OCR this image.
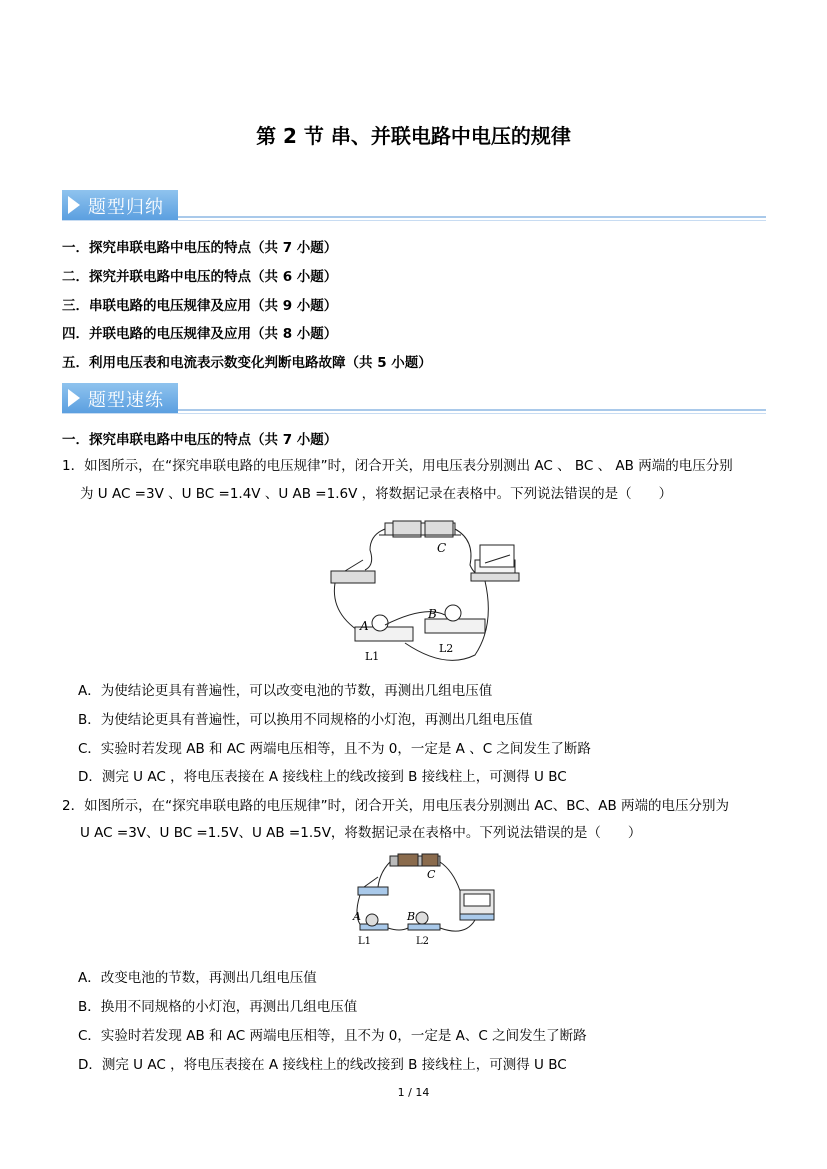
第 2 节 串、并联电路中电压的规律
题型归纳
一．探究串联电路中电压的特点（共 7 小题）
二．探究并联电路中电压的特点（共 6 小题）
三．串联电路的电压规律及应用（共 9 小题）
四．并联电路的电压规律及应用（共 8 小题）
五．利用电压表和电流表示数变化判断电路故障（共 5 小题）
题型速练
一．探究串联电路中电压的特点（共 7 小题）
1．如图所示，在“探究串联电路的电压规律”时，闭合开关，用电压表分别测出 AC 、 BC 、 AB 两端的电压分别
为 U AC =3V 、U BC =1.4V 、U AB =1.6V ，将数据记录在表格中。下列说法错误的是（　　）
C
A
B
L1
L2
A．为使结论更具有普遍性，可以改变电池的节数，再测出几组电压值
B．为使结论更具有普遍性，可以换用不同规格的小灯泡，再测出几组电压值
C．实验时若发现 AB 和 AC 两端电压相等，且不为 0，一定是 A 、C 之间发生了断路
D．测完 U AC ，将电压表接在 A 接线柱上的线改接到 B 接线柱上，可测得 U BC
2．如图所示，在“探究串联电路的电压规律”时，闭合开关，用电压表分别测出 AC、BC、AB 两端的电压分别为
U AC =3V、U BC =1.5V、U AB =1.5V，将数据记录在表格中。下列说法错误的是（　　）
C
A	B
L1	L2
A．改变电池的节数，再测出几组电压值
B．换用不同规格的小灯泡，再测出几组电压值
C．实验时若发现 AB 和 AC 两端电压相等，且不为 0，一定是 A、C 之间发生了断路
D．测完 U AC ，将电压表接在 A 接线柱上的线改接到 B 接线柱上，可测得 U BC
1 / 14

┄┄┄┄┄┄┄┄┄┄┄┄┄┄┄┄┄┄┄┄

Job:
Print the records above exactly as they stand, but leave out the pictures.

Worked answer:
OCR this image.
第 2 节 串、并联电路中电压的规律
题型归纳
一．探究串联电路中电压的特点（共 7 小题）
二．探究并联电路中电压的特点（共 6 小题）
三．串联电路的电压规律及应用（共 9 小题）
四．并联电路的电压规律及应用（共 8 小题）
五．利用电压表和电流表示数变化判断电路故障（共 5 小题）
题型速练
一．探究串联电路中电压的特点（共 7 小题）
1．如图所示，在“探究串联电路的电压规律”时，闭合开关，用电压表分别测出 AC 、 BC 、 AB 两端的电压分别
为 U AC =3V 、U BC =1.4V 、U AB =1.6V ，将数据记录在表格中。下列说法错误的是（　　）
C
A
B
L1
L2
A．为使结论更具有普遍性，可以改变电池的节数，再测出几组电压值
B．为使结论更具有普遍性，可以换用不同规格的小灯泡，再测出几组电压值
C．实验时若发现 AB 和 AC 两端电压相等，且不为 0，一定是 A 、C 之间发生了断路
D．测完 U AC ，将电压表接在 A 接线柱上的线改接到 B 接线柱上，可测得 U BC
2．如图所示，在“探究串联电路的电压规律”时，闭合开关，用电压表分别测出 AC、BC、AB 两端的电压分别为
U AC =3V、U BC =1.5V、U AB =1.5V，将数据记录在表格中。下列说法错误的是（　　）
C
A	B
L1	L2
A．改变电池的节数，再测出几组电压值
B．换用不同规格的小灯泡，再测出几组电压值
C．实验时若发现 AB 和 AC 两端电压相等，且不为 0，一定是 A、C 之间发生了断路
D．测完 U AC ，将电压表接在 A 接线柱上的线改接到 B 接线柱上，可测得 U BC
1 / 14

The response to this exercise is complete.